> [GIVEN EXERCISE]: Pull out every line of the listing below where "document" appears.

Some records:

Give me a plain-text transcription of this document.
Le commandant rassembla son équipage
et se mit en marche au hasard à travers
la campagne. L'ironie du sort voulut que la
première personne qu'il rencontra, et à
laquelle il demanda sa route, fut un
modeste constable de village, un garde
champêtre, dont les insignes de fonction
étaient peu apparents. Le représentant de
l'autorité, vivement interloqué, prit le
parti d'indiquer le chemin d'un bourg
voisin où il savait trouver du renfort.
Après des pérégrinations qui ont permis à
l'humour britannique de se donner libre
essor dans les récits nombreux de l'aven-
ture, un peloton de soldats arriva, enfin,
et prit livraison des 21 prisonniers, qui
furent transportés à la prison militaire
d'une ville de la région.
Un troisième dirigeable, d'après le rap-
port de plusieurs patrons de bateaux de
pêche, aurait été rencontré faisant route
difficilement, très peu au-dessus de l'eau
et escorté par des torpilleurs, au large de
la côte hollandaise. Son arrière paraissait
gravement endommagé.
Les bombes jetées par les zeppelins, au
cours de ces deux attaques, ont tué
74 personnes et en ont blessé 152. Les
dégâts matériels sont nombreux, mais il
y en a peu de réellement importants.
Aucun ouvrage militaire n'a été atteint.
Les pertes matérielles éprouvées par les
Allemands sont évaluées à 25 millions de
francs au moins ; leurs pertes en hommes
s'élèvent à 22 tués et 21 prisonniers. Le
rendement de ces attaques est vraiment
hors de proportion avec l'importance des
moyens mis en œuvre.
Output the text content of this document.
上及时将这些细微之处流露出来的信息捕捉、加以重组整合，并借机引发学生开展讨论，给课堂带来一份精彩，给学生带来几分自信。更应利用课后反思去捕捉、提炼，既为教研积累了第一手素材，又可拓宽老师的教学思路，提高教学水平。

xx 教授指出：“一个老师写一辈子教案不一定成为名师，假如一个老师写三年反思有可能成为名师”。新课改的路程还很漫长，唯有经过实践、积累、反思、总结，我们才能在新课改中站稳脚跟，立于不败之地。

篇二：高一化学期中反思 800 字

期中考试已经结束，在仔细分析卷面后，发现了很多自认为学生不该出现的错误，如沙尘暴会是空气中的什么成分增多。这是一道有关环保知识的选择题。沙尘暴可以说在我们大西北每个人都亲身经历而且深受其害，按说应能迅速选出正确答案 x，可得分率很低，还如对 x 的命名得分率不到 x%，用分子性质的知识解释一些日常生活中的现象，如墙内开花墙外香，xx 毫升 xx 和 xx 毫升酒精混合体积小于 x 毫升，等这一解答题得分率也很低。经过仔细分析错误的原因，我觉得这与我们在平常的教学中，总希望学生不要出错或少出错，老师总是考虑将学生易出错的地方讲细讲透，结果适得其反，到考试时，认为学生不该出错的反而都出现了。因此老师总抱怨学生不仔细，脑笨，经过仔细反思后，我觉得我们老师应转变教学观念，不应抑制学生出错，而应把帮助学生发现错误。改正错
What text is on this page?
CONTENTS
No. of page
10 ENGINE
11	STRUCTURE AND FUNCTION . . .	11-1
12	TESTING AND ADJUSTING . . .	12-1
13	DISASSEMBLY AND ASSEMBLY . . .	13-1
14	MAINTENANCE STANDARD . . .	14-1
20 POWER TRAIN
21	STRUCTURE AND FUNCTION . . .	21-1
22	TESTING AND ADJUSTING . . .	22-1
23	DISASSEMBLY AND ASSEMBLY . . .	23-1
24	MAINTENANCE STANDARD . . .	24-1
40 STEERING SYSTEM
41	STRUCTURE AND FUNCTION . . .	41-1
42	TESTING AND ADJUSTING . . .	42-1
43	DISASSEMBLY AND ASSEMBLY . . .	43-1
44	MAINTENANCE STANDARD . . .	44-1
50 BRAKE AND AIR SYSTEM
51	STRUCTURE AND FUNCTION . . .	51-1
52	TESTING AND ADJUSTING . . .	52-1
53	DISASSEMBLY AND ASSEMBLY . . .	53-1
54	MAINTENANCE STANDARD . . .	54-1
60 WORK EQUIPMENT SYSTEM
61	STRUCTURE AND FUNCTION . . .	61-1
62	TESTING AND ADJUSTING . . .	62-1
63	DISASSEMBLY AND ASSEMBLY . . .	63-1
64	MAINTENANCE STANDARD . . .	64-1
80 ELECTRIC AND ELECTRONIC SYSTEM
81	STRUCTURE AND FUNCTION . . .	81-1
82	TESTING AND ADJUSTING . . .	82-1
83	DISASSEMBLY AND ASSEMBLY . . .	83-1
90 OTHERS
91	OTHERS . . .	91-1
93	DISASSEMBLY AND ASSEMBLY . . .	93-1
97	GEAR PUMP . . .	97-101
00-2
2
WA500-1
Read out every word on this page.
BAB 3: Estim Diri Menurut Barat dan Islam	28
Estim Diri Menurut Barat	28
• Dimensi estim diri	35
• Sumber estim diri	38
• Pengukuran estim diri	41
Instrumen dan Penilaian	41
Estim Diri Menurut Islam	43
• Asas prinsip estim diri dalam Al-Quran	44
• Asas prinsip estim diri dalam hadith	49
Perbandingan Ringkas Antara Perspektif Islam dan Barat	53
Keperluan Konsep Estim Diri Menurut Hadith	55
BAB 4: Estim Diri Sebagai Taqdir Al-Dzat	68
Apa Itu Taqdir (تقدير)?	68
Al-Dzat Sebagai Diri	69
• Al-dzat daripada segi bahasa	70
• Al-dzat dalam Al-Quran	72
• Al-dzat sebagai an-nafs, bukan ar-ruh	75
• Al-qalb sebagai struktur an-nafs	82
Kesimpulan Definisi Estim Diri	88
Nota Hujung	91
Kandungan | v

> [ANSWER FOR THE TASK]:
Give me a plain-text transcription of this document.
Output the text content of this document.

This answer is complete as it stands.